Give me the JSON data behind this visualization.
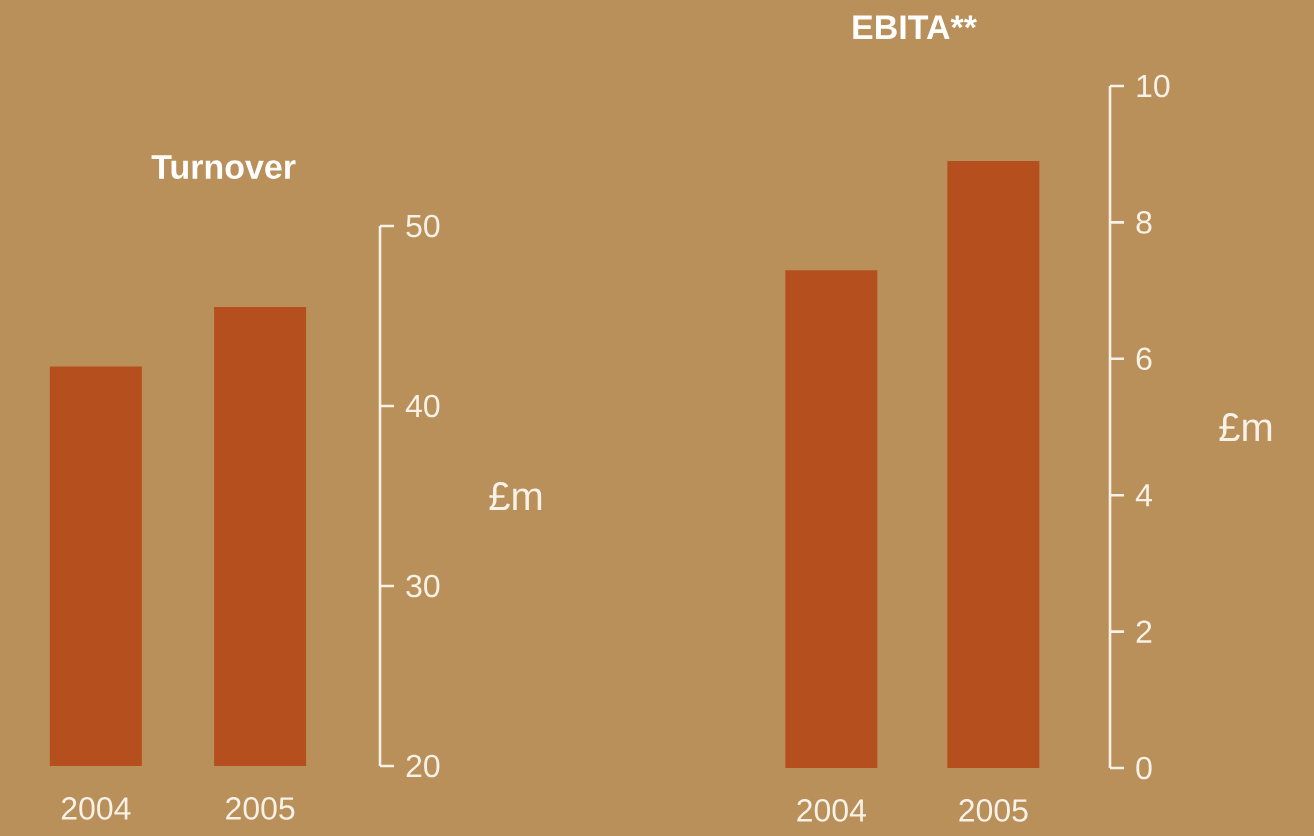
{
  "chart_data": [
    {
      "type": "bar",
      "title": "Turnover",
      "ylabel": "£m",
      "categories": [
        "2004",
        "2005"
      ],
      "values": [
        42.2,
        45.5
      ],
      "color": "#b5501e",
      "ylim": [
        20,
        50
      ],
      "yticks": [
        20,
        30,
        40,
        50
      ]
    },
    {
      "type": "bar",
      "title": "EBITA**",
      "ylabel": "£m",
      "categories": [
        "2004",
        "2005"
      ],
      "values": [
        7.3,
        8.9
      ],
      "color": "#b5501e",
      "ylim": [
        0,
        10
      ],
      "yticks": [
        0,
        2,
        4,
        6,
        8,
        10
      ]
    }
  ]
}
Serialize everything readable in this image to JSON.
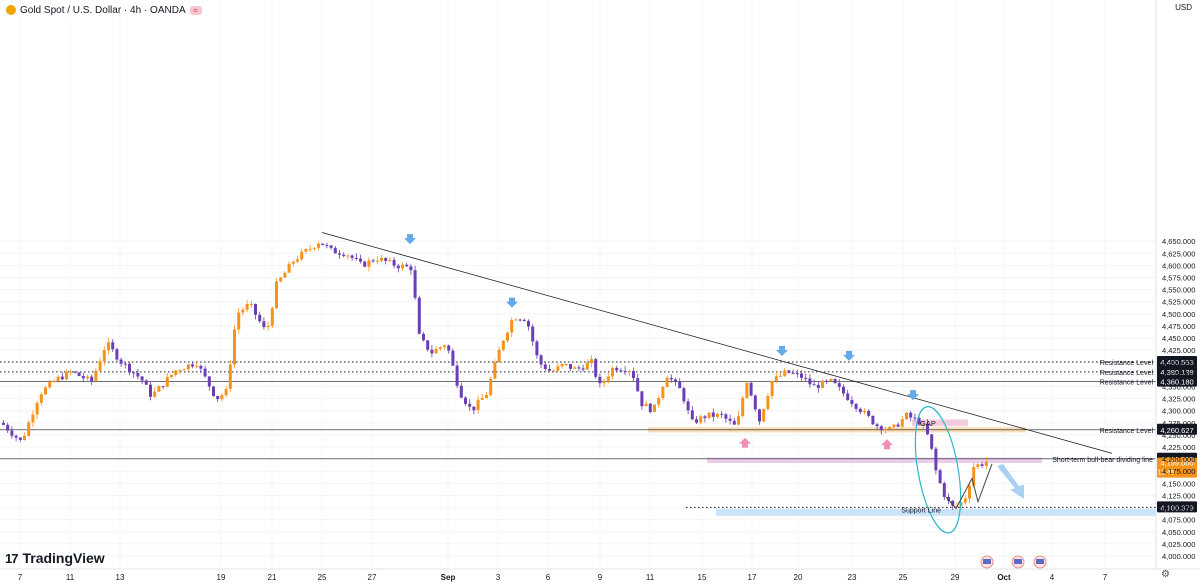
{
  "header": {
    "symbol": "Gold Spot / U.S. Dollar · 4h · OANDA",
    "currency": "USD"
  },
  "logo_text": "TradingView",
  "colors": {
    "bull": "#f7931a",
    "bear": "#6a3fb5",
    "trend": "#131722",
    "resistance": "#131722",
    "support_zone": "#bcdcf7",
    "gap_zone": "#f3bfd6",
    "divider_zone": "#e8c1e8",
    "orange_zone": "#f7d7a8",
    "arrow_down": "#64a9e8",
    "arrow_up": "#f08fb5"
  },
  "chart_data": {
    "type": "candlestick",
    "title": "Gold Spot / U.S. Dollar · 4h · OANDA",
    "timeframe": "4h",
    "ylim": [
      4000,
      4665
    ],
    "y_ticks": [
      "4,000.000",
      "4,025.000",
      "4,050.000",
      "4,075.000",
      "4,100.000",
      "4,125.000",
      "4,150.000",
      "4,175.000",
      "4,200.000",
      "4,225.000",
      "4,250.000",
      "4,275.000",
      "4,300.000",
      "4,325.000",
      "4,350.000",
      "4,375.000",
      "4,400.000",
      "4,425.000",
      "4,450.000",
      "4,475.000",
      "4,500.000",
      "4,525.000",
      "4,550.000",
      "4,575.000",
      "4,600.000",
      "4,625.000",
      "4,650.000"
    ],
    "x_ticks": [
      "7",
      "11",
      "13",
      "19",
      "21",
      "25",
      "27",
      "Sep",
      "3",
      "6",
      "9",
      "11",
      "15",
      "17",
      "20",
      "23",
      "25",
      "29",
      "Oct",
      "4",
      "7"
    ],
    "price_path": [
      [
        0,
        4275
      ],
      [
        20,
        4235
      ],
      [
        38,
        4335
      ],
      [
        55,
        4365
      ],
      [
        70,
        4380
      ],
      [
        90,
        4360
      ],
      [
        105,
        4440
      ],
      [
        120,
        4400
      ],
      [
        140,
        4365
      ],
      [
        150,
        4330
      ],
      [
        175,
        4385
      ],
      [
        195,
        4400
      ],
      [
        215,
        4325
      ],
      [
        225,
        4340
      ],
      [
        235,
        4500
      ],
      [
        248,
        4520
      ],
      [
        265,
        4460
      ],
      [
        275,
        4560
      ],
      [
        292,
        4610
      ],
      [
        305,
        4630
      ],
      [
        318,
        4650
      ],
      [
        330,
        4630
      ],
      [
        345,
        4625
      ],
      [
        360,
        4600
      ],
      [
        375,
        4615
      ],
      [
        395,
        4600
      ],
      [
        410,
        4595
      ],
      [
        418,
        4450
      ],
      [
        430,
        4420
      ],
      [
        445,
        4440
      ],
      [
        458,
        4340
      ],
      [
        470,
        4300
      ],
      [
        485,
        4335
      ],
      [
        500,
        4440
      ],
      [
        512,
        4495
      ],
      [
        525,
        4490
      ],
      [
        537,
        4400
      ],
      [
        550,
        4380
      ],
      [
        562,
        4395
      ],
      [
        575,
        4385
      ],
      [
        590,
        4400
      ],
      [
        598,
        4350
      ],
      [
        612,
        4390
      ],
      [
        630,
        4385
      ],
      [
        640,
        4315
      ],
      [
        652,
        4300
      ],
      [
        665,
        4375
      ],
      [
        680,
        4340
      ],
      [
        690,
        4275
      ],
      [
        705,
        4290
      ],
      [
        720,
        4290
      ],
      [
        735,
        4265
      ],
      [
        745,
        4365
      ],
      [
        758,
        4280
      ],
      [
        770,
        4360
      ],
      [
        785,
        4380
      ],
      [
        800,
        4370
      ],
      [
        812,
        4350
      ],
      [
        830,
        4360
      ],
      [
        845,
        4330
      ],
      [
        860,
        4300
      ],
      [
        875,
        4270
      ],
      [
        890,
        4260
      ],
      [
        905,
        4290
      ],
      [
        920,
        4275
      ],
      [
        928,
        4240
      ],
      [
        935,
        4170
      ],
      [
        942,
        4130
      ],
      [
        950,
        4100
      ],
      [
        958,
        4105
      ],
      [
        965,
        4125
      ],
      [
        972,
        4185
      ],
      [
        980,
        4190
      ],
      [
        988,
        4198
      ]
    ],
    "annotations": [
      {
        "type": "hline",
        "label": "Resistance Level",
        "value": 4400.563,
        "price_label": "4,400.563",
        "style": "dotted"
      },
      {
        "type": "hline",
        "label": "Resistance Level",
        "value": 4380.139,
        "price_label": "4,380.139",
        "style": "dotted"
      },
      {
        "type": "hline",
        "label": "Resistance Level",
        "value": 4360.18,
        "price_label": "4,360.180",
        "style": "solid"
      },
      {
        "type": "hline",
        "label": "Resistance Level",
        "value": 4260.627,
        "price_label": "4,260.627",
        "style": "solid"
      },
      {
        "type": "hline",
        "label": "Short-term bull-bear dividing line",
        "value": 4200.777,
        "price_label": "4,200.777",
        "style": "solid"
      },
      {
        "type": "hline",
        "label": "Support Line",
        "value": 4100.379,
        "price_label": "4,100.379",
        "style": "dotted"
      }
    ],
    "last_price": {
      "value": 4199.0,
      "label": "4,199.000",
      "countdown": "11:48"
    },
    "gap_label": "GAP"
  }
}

#### Task to complete
Reproduce the data above in full, exactly as it is, with the pictures left out.

#### The solution
Give me the JSON data behind this visualization.
{
  "chart_data": [
    {
      "type": "bar",
      "title": "Turnover",
      "ylabel": "£m",
      "categories": [
        "2004",
        "2005"
      ],
      "values": [
        42.2,
        45.5
      ],
      "color": "#b5501e",
      "ylim": [
        20,
        50
      ],
      "yticks": [
        20,
        30,
        40,
        50
      ]
    },
    {
      "type": "bar",
      "title": "EBITA**",
      "ylabel": "£m",
      "categories": [
        "2004",
        "2005"
      ],
      "values": [
        7.3,
        8.9
      ],
      "color": "#b5501e",
      "ylim": [
        0,
        10
      ],
      "yticks": [
        0,
        2,
        4,
        6,
        8,
        10
      ]
    }
  ]
}
Serialize everything readable in this image to JSON.
{
  "header": {
    "symbol": "Gold Spot / U.S. Dollar · 4h · OANDA",
    "currency": "USD"
  },
  "logo_text": "TradingView",
  "colors": {
    "bull": "#f7931a",
    "bear": "#6a3fb5",
    "trend": "#131722",
    "resistance": "#131722",
    "support_zone": "#bcdcf7",
    "gap_zone": "#f3bfd6",
    "divider_zone": "#e8c1e8",
    "orange_zone": "#f7d7a8",
    "arrow_down": "#64a9e8",
    "arrow_up": "#f08fb5"
  },
  "chart_data": {
    "type": "candlestick",
    "title": "Gold Spot / U.S. Dollar · 4h · OANDA",
    "timeframe": "4h",
    "ylim": [
      4000,
      4665
    ],
    "y_ticks": [
      "4,000.000",
      "4,025.000",
      "4,050.000",
      "4,075.000",
      "4,100.000",
      "4,125.000",
      "4,150.000",
      "4,175.000",
      "4,200.000",
      "4,225.000",
      "4,250.000",
      "4,275.000",
      "4,300.000",
      "4,325.000",
      "4,350.000",
      "4,375.000",
      "4,400.000",
      "4,425.000",
      "4,450.000",
      "4,475.000",
      "4,500.000",
      "4,525.000",
      "4,550.000",
      "4,575.000",
      "4,600.000",
      "4,625.000",
      "4,650.000"
    ],
    "x_ticks": [
      "7",
      "11",
      "13",
      "19",
      "21",
      "25",
      "27",
      "Sep",
      "3",
      "6",
      "9",
      "11",
      "15",
      "17",
      "20",
      "23",
      "25",
      "29",
      "Oct",
      "4",
      "7"
    ],
    "price_path": [
      [
        0,
        4275
      ],
      [
        20,
        4235
      ],
      [
        38,
        4335
      ],
      [
        55,
        4365
      ],
      [
        70,
        4380
      ],
      [
        90,
        4360
      ],
      [
        105,
        4440
      ],
      [
        120,
        4400
      ],
      [
        140,
        4365
      ],
      [
        150,
        4330
      ],
      [
        175,
        4385
      ],
      [
        195,
        4400
      ],
      [
        215,
        4325
      ],
      [
        225,
        4340
      ],
      [
        235,
        4500
      ],
      [
        248,
        4520
      ],
      [
        265,
        4460
      ],
      [
        275,
        4560
      ],
      [
        292,
        4610
      ],
      [
        305,
        4630
      ],
      [
        318,
        4650
      ],
      [
        330,
        4630
      ],
      [
        345,
        4625
      ],
      [
        360,
        4600
      ],
      [
        375,
        4615
      ],
      [
        395,
        4600
      ],
      [
        410,
        4595
      ],
      [
        418,
        4450
      ],
      [
        430,
        4420
      ],
      [
        445,
        4440
      ],
      [
        458,
        4340
      ],
      [
        470,
        4300
      ],
      [
        485,
        4335
      ],
      [
        500,
        4440
      ],
      [
        512,
        4495
      ],
      [
        525,
        4490
      ],
      [
        537,
        4400
      ],
      [
        550,
        4380
      ],
      [
        562,
        4395
      ],
      [
        575,
        4385
      ],
      [
        590,
        4400
      ],
      [
        598,
        4350
      ],
      [
        612,
        4390
      ],
      [
        630,
        4385
      ],
      [
        640,
        4315
      ],
      [
        652,
        4300
      ],
      [
        665,
        4375
      ],
      [
        680,
        4340
      ],
      [
        690,
        4275
      ],
      [
        705,
        4290
      ],
      [
        720,
        4290
      ],
      [
        735,
        4265
      ],
      [
        745,
        4365
      ],
      [
        758,
        4280
      ],
      [
        770,
        4360
      ],
      [
        785,
        4380
      ],
      [
        800,
        4370
      ],
      [
        812,
        4350
      ],
      [
        830,
        4360
      ],
      [
        845,
        4330
      ],
      [
        860,
        4300
      ],
      [
        875,
        4270
      ],
      [
        890,
        4260
      ],
      [
        905,
        4290
      ],
      [
        920,
        4275
      ],
      [
        928,
        4240
      ],
      [
        935,
        4170
      ],
      [
        942,
        4130
      ],
      [
        950,
        4100
      ],
      [
        958,
        4105
      ],
      [
        965,
        4125
      ],
      [
        972,
        4185
      ],
      [
        980,
        4190
      ],
      [
        988,
        4198
      ]
    ],
    "annotations": [
      {
        "type": "hline",
        "label": "Resistance Level",
        "value": 4400.563,
        "price_label": "4,400.563",
        "style": "dotted"
      },
      {
        "type": "hline",
        "label": "Resistance Level",
        "value": 4380.139,
        "price_label": "4,380.139",
        "style": "dotted"
      },
      {
        "type": "hline",
        "label": "Resistance Level",
        "value": 4360.18,
        "price_label": "4,360.180",
        "style": "solid"
      },
      {
        "type": "hline",
        "label": "Resistance Level",
        "value": 4260.627,
        "price_label": "4,260.627",
        "style": "solid"
      },
      {
        "type": "hline",
        "label": "Short-term bull-bear dividing line",
        "value": 4200.777,
        "price_label": "4,200.777",
        "style": "solid"
      },
      {
        "type": "hline",
        "label": "Support Line",
        "value": 4100.379,
        "price_label": "4,100.379",
        "style": "dotted"
      }
    ],
    "last_price": {
      "value": 4199.0,
      "label": "4,199.000",
      "countdown": "11:48"
    },
    "gap_label": "GAP"
  }
}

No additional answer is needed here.